--- Start of ENTRIES SHOWN ---

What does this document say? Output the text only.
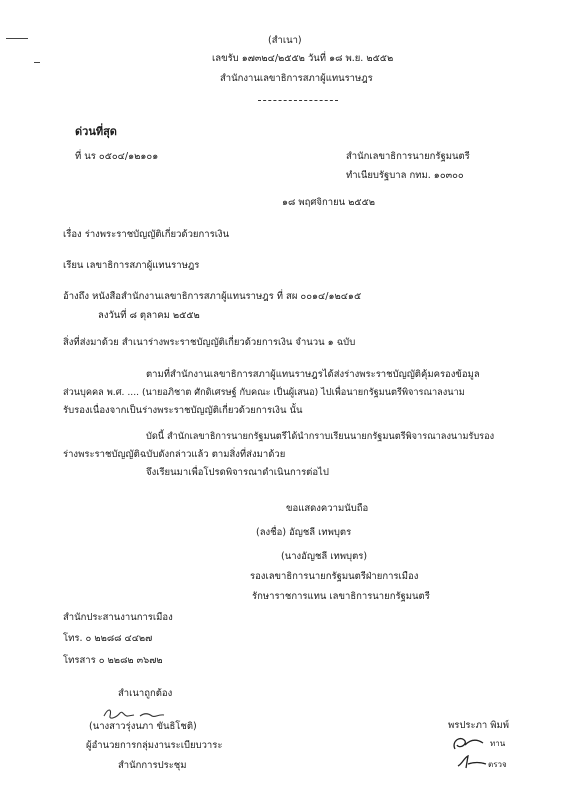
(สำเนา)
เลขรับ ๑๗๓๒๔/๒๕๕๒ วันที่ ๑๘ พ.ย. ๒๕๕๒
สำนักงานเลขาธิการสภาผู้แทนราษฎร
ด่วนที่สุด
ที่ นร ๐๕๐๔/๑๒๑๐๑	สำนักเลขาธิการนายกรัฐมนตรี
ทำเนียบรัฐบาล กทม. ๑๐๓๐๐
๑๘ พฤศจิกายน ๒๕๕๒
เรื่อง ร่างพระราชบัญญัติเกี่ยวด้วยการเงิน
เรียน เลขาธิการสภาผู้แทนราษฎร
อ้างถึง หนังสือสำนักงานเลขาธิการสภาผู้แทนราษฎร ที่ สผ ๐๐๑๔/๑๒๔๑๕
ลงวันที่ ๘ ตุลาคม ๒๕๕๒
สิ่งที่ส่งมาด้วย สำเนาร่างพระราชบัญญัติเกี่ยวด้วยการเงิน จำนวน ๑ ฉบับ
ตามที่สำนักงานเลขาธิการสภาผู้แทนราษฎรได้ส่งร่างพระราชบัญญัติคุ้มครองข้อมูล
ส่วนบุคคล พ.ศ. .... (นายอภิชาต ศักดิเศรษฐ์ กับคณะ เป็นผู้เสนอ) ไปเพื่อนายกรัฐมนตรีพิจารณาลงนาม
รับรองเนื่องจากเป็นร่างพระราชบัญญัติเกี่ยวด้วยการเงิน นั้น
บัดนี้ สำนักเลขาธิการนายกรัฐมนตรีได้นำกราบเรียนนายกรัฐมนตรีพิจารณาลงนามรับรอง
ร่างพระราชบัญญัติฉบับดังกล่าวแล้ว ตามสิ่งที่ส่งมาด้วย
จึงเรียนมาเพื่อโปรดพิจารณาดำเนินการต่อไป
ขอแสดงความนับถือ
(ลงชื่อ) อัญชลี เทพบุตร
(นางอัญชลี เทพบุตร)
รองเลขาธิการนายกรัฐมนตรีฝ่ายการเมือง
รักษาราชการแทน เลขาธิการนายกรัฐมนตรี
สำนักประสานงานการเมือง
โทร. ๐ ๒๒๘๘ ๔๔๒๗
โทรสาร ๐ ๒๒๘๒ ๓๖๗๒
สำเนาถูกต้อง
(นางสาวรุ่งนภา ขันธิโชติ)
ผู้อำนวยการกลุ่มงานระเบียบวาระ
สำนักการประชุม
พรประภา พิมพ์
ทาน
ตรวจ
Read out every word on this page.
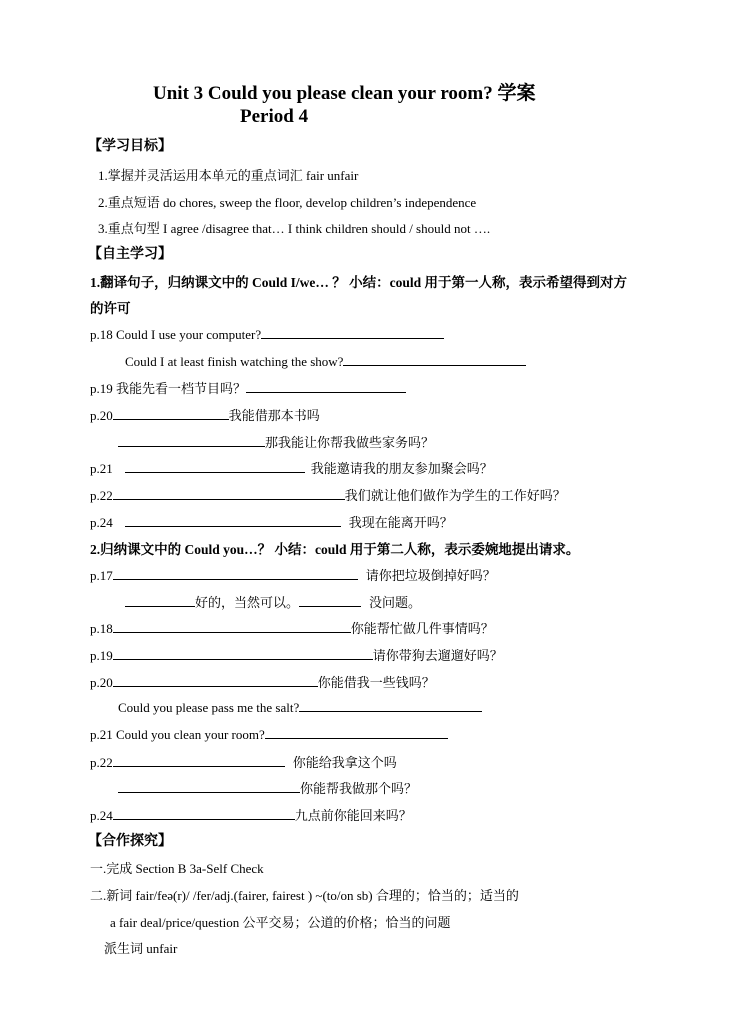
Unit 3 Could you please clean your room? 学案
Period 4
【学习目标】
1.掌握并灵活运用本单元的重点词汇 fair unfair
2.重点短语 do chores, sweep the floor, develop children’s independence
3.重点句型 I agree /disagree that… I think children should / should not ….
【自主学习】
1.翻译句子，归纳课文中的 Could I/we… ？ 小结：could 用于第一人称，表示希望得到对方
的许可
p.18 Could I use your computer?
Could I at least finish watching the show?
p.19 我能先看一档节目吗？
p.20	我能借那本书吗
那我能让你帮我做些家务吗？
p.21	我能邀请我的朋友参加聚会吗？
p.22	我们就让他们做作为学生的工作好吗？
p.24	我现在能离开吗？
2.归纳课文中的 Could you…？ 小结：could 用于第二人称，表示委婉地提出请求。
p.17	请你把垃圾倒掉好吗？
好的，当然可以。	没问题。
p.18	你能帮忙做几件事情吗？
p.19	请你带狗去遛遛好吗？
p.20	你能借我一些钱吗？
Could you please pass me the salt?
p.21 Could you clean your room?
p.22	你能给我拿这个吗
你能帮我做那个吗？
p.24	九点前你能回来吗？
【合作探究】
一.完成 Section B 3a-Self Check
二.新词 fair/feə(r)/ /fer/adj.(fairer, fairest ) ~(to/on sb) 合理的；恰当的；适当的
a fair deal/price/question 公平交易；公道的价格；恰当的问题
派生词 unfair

--- End of ENTRIES SHOWN ---

Every entry must be reproduced exactly, with the images left out.

WRITTEN RESPONSE —
What does this document say? Output the text only.
(สำเนา)
เลขรับ ๑๗๓๒๔/๒๕๕๒ วันที่ ๑๘ พ.ย. ๒๕๕๒
สำนักงานเลขาธิการสภาผู้แทนราษฎร
ด่วนที่สุด
ที่ นร ๐๕๐๔/๑๒๑๐๑	สำนักเลขาธิการนายกรัฐมนตรี
ทำเนียบรัฐบาล กทม. ๑๐๓๐๐
๑๘ พฤศจิกายน ๒๕๕๒
เรื่อง ร่างพระราชบัญญัติเกี่ยวด้วยการเงิน
เรียน เลขาธิการสภาผู้แทนราษฎร
อ้างถึง หนังสือสำนักงานเลขาธิการสภาผู้แทนราษฎร ที่ สผ ๐๐๑๔/๑๒๔๑๕
ลงวันที่ ๘ ตุลาคม ๒๕๕๒
สิ่งที่ส่งมาด้วย สำเนาร่างพระราชบัญญัติเกี่ยวด้วยการเงิน จำนวน ๑ ฉบับ
ตามที่สำนักงานเลขาธิการสภาผู้แทนราษฎรได้ส่งร่างพระราชบัญญัติคุ้มครองข้อมูล
ส่วนบุคคล พ.ศ. .... (นายอภิชาต ศักดิเศรษฐ์ กับคณะ เป็นผู้เสนอ) ไปเพื่อนายกรัฐมนตรีพิจารณาลงนาม
รับรองเนื่องจากเป็นร่างพระราชบัญญัติเกี่ยวด้วยการเงิน นั้น
บัดนี้ สำนักเลขาธิการนายกรัฐมนตรีได้นำกราบเรียนนายกรัฐมนตรีพิจารณาลงนามรับรอง
ร่างพระราชบัญญัติฉบับดังกล่าวแล้ว ตามสิ่งที่ส่งมาด้วย
จึงเรียนมาเพื่อโปรดพิจารณาดำเนินการต่อไป
ขอแสดงความนับถือ
(ลงชื่อ) อัญชลี เทพบุตร
(นางอัญชลี เทพบุตร)
รองเลขาธิการนายกรัฐมนตรีฝ่ายการเมือง
รักษาราชการแทน เลขาธิการนายกรัฐมนตรี
สำนักประสานงานการเมือง
โทร. ๐ ๒๒๘๘ ๔๔๒๗
โทรสาร ๐ ๒๒๘๒ ๓๖๗๒
สำเนาถูกต้อง
(นางสาวรุ่งนภา ขันธิโชติ)
ผู้อำนวยการกลุ่มงานระเบียบวาระ
สำนักการประชุม
พรประภา พิมพ์
ทาน
ตรวจ
Read out every word on this page.
Unit 3 Could you please clean your room? 学案
Period 4
【学习目标】
1.掌握并灵活运用本单元的重点词汇 fair unfair
2.重点短语 do chores, sweep the floor, develop children’s independence
3.重点句型 I agree /disagree that… I think children should / should not ….
【自主学习】
1.翻译句子，归纳课文中的 Could I/we… ？ 小结：could 用于第一人称，表示希望得到对方
的许可
p.18 Could I use your computer?
Could I at least finish watching the show?
p.19 我能先看一档节目吗？
p.20	我能借那本书吗
那我能让你帮我做些家务吗？
p.21	我能邀请我的朋友参加聚会吗？
p.22	我们就让他们做作为学生的工作好吗？
p.24	我现在能离开吗？
2.归纳课文中的 Could you…？ 小结：could 用于第二人称，表示委婉地提出请求。
p.17	请你把垃圾倒掉好吗？
好的，当然可以。	没问题。
p.18	你能帮忙做几件事情吗？
p.19	请你带狗去遛遛好吗？
p.20	你能借我一些钱吗？
Could you please pass me the salt?
p.21 Could you clean your room?
p.22	你能给我拿这个吗
你能帮我做那个吗？
p.24	九点前你能回来吗？
【合作探究】
一.完成 Section B 3a-Self Check
二.新词 fair/feə(r)/ /fer/adj.(fairer, fairest ) ~(to/on sb) 合理的；恰当的；适当的
a fair deal/price/question 公平交易；公道的价格；恰当的问题
派生词 unfair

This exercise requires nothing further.